Saved entries:

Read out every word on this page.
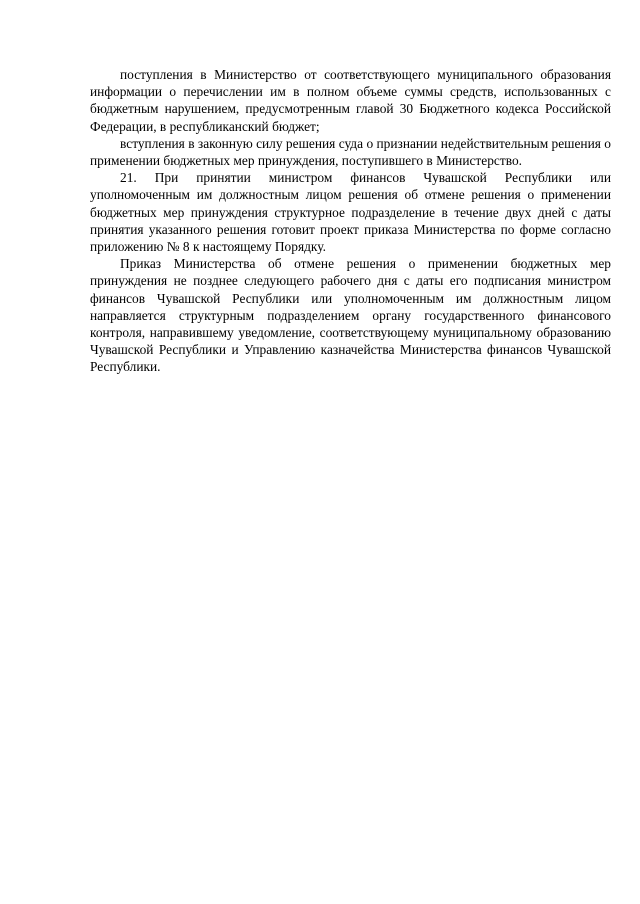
поступления в Министерство от соответствующего муниципального образования информации о перечислении им в полном объеме суммы средств, использованных с бюджетным нарушением, предусмотренным главой 30 Бюджетного кодекса Российской Федерации, в республиканский бюджет;

вступления в законную силу решения суда о признании недействительным решения о применении бюджетных мер принуждения, поступившего в Министерство.

21. При принятии министром финансов Чувашской Республики или уполномоченным им должностным лицом решения об отмене решения о применении бюджетных мер принуждения структурное подразделение в течение двух дней с даты принятия указанного решения готовит проект приказа Министерства по форме согласно приложению № 8 к настоящему Порядку.

Приказ Министерства об отмене решения о применении бюджетных мер принуждения не позднее следующего рабочего дня с даты его подписания министром финансов Чувашской Республики или уполномоченным им должностным лицом направляется структурным подразделением органу государственного финансового контроля, направившему уведомление, соответствующему муниципальному образованию Чувашской Республики и Управлению казначейства Министерства финансов Чувашской Республики.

Goal of the exercise:
Copy the whole listing above word for word but do not carry over the pictures.

The answer:
Read out every word on this page.
поступления в Министерство от соответствующего муниципального образования информации о перечислении им в полном объеме суммы средств, использованных с бюджетным нарушением, предусмотренным главой 30 Бюджетного кодекса Российской Федерации, в республиканский бюджет;

вступления в законную силу решения суда о признании недействительным решения о применении бюджетных мер принуждения, поступившего в Министерство.

21. При принятии министром финансов Чувашской Республики или уполномоченным им должностным лицом решения об отмене решения о применении бюджетных мер принуждения структурное подразделение в течение двух дней с даты принятия указанного решения готовит проект приказа Министерства по форме согласно приложению № 8 к настоящему Порядку.

Приказ Министерства об отмене решения о применении бюджетных мер принуждения не позднее следующего рабочего дня с даты его подписания министром финансов Чувашской Республики или уполномоченным им должностным лицом направляется структурным подразделением органу государственного финансового контроля, направившему уведомление, соответствующему муниципальному образованию Чувашской Республики и Управлению казначейства Министерства финансов Чувашской Республики.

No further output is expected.